### AIM OF THE TASK
Without including the pictures, copy out every line below.

### INPUT FOR THIS TASK
start

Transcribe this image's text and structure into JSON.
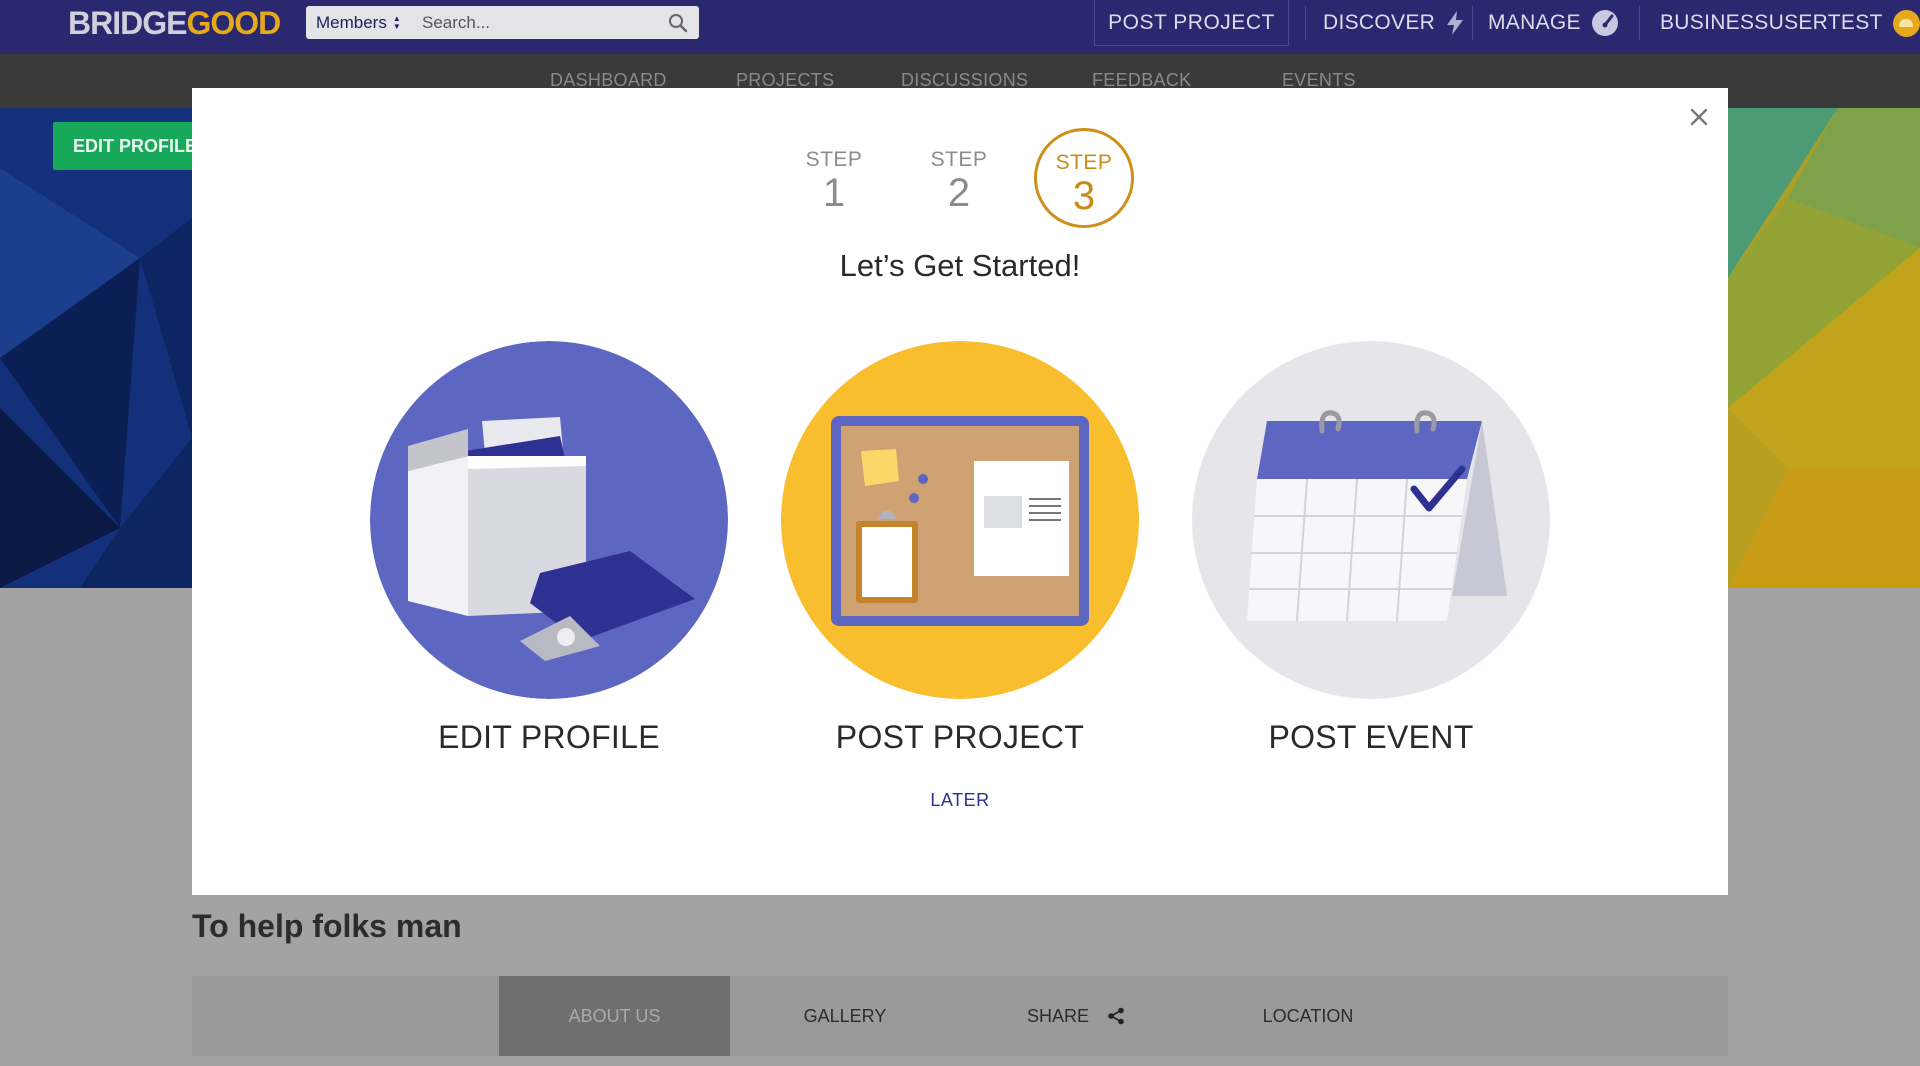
{
  "header": {
    "logo_part1": "BRIDGE",
    "logo_part2": "GOOD",
    "search_scope": "Members",
    "search_placeholder": "Search...",
    "post_project": "POST PROJECT",
    "discover": "DISCOVER",
    "manage": "MANAGE",
    "user": "BUSINESSUSERTEST"
  },
  "subnav": {
    "items": [
      "DASHBOARD",
      "PROJECTS",
      "DISCUSSIONS",
      "FEEDBACK",
      "EVENTS"
    ]
  },
  "background": {
    "edit_profile_button": "EDIT PROFILE",
    "heading": "To help folks man",
    "tabs": [
      "ABOUT US",
      "GALLERY",
      "SHARE",
      "LOCATION"
    ],
    "active_tab": "ABOUT US"
  },
  "modal": {
    "steps": [
      {
        "label": "STEP",
        "number": "1"
      },
      {
        "label": "STEP",
        "number": "2"
      },
      {
        "label": "STEP",
        "number": "3"
      }
    ],
    "active_step": 3,
    "title": "Let’s Get Started!",
    "options": [
      {
        "label": "EDIT PROFILE",
        "color": "#5d67c1"
      },
      {
        "label": "POST PROJECT",
        "color": "#f9be2e"
      },
      {
        "label": "POST EVENT",
        "color": "#e6e6ea"
      }
    ],
    "later": "LATER"
  },
  "colors": {
    "header_bg": "#2a286f",
    "accent_gold": "#e6a91b",
    "step_active": "#cf8f1a",
    "link_blue": "#2f3094",
    "edit_profile_green": "#17a85a"
  }
}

end

### OUTPUT
Transcribe this image's text and structure into JSON.
{
  "header": {
    "logo_part1": "BRIDGE",
    "logo_part2": "GOOD",
    "search_scope": "Members",
    "search_placeholder": "Search...",
    "post_project": "POST PROJECT",
    "discover": "DISCOVER",
    "manage": "MANAGE",
    "user": "BUSINESSUSERTEST"
  },
  "subnav": {
    "items": [
      "DASHBOARD",
      "PROJECTS",
      "DISCUSSIONS",
      "FEEDBACK",
      "EVENTS"
    ]
  },
  "background": {
    "edit_profile_button": "EDIT PROFILE",
    "heading": "To help folks man",
    "tabs": [
      "ABOUT US",
      "GALLERY",
      "SHARE",
      "LOCATION"
    ],
    "active_tab": "ABOUT US"
  },
  "modal": {
    "steps": [
      {
        "label": "STEP",
        "number": "1"
      },
      {
        "label": "STEP",
        "number": "2"
      },
      {
        "label": "STEP",
        "number": "3"
      }
    ],
    "active_step": 3,
    "title": "Let’s Get Started!",
    "options": [
      {
        "label": "EDIT PROFILE",
        "color": "#5d67c1"
      },
      {
        "label": "POST PROJECT",
        "color": "#f9be2e"
      },
      {
        "label": "POST EVENT",
        "color": "#e6e6ea"
      }
    ],
    "later": "LATER"
  },
  "colors": {
    "header_bg": "#2a286f",
    "accent_gold": "#e6a91b",
    "step_active": "#cf8f1a",
    "link_blue": "#2f3094",
    "edit_profile_green": "#17a85a"
  }
}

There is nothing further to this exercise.